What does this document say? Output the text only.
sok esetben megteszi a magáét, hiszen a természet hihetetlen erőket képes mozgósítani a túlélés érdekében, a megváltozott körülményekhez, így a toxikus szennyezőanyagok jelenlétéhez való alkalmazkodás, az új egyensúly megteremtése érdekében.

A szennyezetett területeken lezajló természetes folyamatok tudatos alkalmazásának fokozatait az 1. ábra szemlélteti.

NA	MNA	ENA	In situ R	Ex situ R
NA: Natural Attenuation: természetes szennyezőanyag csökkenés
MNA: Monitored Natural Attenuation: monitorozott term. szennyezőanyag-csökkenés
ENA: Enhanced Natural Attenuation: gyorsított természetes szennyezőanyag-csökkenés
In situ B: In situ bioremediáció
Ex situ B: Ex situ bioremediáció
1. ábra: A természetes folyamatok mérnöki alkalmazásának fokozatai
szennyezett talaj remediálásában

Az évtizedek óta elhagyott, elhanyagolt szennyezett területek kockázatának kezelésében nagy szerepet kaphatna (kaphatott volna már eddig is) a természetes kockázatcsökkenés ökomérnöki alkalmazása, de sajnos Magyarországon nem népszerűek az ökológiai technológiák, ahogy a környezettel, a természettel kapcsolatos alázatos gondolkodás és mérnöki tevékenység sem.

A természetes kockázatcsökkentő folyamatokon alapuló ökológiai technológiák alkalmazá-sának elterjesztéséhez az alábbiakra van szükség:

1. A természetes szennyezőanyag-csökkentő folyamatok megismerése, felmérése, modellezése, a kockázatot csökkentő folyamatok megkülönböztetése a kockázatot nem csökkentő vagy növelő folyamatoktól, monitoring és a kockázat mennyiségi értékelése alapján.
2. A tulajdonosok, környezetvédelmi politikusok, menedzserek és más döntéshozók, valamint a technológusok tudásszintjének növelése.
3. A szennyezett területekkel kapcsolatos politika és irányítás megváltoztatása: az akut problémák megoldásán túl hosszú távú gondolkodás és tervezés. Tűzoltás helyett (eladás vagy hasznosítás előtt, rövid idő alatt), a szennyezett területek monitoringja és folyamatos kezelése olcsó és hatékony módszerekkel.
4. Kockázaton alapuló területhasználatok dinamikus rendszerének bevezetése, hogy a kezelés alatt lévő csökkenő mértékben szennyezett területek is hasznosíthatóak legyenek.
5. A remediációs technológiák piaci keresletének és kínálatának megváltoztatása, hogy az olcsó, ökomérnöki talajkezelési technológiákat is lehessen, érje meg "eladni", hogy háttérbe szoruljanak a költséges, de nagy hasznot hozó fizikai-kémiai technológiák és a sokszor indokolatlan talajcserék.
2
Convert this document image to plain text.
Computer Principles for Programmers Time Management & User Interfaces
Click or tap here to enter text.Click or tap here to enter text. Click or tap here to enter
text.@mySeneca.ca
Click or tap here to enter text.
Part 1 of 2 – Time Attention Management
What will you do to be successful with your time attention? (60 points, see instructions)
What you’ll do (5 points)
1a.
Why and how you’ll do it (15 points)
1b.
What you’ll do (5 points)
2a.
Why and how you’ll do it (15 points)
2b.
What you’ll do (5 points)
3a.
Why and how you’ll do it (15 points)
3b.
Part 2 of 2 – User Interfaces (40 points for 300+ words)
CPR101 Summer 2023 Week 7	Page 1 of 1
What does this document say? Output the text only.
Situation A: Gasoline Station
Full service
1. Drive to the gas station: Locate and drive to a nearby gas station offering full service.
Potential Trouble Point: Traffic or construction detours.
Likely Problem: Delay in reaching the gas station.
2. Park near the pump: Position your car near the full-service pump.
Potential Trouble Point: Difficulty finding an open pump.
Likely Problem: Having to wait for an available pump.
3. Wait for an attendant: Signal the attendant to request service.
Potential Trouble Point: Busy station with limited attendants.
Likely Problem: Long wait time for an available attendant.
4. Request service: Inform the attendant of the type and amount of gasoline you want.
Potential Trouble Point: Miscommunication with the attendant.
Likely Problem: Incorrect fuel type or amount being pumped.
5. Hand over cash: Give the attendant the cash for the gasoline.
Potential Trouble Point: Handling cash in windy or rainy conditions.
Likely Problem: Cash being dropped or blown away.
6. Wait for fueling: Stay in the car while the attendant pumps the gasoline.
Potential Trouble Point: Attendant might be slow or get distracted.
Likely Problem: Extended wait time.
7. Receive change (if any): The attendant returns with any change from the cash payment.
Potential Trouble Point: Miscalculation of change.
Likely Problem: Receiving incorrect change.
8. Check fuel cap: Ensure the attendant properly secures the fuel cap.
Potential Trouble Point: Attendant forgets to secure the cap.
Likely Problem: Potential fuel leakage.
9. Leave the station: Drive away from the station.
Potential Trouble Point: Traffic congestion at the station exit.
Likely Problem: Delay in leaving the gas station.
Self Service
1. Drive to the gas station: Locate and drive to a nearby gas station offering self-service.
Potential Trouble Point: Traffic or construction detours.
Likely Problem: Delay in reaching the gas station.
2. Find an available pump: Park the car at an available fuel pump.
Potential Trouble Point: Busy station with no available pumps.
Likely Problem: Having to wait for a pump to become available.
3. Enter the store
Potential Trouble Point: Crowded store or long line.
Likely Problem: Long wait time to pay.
---*---
# [Set exercise]
What is the number of lines that hold the string "olcsó"? Reply with that number alone.

# [Result of the task]
2